EXERCISE TASK
Put the lines of the items below into a JSON list of strings, one string per line, starting at the line containing "Enumerate the UI" and ending at the line containing "Point — [323, 465, 346, 479]". Leave out any blank lines.

— START OF INPUT DATA —

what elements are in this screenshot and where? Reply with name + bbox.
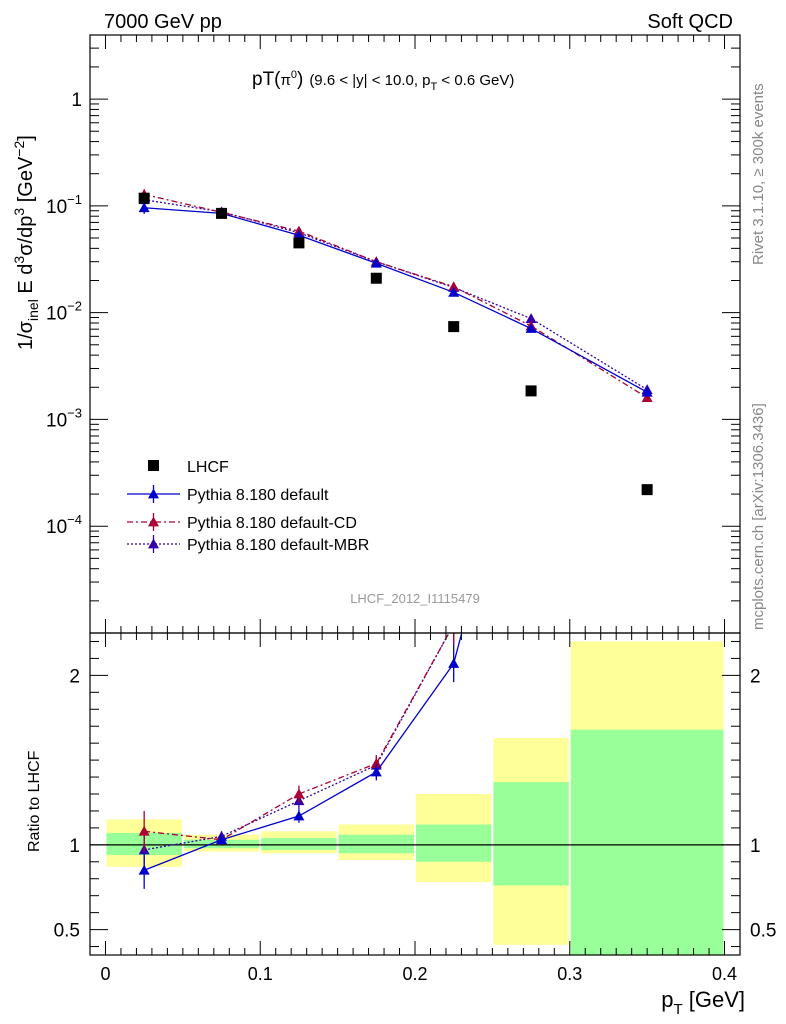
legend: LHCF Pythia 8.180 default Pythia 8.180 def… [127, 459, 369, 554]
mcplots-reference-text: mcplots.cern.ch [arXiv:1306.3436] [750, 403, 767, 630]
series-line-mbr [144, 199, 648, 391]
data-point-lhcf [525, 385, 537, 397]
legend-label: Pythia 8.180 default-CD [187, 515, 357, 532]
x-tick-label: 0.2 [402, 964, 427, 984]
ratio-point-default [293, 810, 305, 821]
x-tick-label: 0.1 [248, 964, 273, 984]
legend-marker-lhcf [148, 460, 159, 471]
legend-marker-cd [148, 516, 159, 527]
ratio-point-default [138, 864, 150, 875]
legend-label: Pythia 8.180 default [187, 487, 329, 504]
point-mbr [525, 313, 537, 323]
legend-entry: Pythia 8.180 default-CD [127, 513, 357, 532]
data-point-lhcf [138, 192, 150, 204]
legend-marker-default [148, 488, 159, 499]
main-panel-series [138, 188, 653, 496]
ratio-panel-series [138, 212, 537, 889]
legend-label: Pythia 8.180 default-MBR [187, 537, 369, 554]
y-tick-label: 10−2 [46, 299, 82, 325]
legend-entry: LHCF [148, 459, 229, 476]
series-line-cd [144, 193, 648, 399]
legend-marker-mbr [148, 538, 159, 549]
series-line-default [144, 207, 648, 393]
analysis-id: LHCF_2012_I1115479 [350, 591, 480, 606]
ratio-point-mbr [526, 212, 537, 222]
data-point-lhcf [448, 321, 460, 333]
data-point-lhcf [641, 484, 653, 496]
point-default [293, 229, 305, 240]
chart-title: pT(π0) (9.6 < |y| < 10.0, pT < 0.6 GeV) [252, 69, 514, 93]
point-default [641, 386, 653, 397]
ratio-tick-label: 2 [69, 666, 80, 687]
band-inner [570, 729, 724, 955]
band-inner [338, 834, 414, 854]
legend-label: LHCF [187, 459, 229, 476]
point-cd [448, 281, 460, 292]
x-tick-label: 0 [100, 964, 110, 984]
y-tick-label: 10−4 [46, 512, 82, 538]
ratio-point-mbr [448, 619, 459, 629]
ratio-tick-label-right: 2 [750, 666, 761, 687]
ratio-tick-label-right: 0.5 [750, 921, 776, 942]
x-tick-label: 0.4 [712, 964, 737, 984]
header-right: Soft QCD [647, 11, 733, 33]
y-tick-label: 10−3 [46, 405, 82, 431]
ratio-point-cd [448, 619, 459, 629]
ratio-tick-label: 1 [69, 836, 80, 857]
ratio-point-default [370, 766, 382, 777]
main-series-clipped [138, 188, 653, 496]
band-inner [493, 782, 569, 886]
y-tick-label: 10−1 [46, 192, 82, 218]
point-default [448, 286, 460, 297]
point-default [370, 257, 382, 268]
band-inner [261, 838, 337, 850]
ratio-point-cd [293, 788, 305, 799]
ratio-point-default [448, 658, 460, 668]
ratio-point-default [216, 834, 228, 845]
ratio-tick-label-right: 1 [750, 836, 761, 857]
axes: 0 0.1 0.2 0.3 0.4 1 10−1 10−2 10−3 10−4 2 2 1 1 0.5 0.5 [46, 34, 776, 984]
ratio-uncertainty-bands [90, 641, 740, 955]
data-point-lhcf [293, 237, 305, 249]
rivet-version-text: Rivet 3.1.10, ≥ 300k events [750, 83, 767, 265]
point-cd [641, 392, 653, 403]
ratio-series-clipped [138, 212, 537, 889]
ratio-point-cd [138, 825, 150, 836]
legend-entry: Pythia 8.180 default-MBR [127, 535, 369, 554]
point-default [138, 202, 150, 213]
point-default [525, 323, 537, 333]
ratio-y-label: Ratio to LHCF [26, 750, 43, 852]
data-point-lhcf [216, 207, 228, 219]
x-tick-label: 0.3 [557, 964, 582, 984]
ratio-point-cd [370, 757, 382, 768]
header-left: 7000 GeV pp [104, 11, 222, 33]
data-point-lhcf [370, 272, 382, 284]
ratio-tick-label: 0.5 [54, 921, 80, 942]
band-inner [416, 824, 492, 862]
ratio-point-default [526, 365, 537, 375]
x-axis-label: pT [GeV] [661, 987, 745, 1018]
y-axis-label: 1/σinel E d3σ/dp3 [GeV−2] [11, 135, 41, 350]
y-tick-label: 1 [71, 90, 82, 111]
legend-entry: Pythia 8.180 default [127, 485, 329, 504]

— END OF INPUT DATA —
— START OF INPUT DATA —

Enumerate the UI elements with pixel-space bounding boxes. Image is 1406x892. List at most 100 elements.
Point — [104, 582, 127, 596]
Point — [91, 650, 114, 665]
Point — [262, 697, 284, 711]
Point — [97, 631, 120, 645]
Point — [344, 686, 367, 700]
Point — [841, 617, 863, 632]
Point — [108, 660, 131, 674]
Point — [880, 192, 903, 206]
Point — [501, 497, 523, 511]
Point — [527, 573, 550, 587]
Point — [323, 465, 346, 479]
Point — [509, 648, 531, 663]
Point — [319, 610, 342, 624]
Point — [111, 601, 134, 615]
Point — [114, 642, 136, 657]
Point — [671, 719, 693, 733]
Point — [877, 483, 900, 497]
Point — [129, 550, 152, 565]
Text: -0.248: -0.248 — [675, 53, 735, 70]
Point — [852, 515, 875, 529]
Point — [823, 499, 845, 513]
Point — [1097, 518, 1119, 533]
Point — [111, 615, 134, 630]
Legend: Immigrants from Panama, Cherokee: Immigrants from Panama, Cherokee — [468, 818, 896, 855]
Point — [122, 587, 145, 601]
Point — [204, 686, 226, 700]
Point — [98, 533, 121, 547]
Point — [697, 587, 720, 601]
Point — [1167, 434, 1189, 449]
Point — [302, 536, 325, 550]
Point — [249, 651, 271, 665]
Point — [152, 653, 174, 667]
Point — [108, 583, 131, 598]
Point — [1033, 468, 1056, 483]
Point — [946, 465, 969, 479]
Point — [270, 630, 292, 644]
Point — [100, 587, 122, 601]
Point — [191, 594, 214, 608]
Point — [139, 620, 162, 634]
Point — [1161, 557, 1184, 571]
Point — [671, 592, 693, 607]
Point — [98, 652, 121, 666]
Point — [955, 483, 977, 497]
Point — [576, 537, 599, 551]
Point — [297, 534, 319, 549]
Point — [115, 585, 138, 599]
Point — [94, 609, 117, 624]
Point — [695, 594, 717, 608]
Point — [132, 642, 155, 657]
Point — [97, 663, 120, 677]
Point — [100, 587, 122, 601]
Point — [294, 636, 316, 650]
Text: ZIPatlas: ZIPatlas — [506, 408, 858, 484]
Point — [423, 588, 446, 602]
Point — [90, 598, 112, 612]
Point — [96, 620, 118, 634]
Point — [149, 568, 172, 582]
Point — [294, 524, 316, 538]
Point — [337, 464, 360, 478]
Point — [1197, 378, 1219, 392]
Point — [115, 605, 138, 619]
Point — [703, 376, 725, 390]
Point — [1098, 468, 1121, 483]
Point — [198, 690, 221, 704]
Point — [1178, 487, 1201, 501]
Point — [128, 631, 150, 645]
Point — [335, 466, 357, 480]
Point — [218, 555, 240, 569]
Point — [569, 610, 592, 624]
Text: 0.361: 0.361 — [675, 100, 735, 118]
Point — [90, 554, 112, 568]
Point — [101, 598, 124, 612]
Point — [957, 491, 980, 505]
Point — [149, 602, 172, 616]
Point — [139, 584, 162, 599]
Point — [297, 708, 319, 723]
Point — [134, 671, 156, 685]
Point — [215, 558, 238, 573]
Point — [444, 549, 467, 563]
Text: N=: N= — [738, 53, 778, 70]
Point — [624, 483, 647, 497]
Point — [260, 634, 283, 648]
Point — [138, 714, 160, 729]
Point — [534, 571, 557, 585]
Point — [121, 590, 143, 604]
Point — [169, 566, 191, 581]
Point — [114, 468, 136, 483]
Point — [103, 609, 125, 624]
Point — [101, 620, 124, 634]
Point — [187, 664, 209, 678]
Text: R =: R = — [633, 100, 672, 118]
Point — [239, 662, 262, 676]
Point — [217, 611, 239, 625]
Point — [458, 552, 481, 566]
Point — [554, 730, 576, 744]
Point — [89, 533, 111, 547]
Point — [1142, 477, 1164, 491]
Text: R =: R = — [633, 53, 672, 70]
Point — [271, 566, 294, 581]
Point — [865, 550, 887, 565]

— END OF INPUT DATA —

FULL ANSWER
[
  "Enumerate the UI elements with pixel-space bounding boxes. Image is 1406x892. List at most 100 elements.",
  "Point — [104, 582, 127, 596]",
  "Point — [91, 650, 114, 665]",
  "Point — [262, 697, 284, 711]",
  "Point — [97, 631, 120, 645]",
  "Point — [344, 686, 367, 700]",
  "Point — [841, 617, 863, 632]",
  "Point — [108, 660, 131, 674]",
  "Point — [880, 192, 903, 206]",
  "Point — [501, 497, 523, 511]",
  "Point — [527, 573, 550, 587]",
  "Point — [323, 465, 346, 479]"
]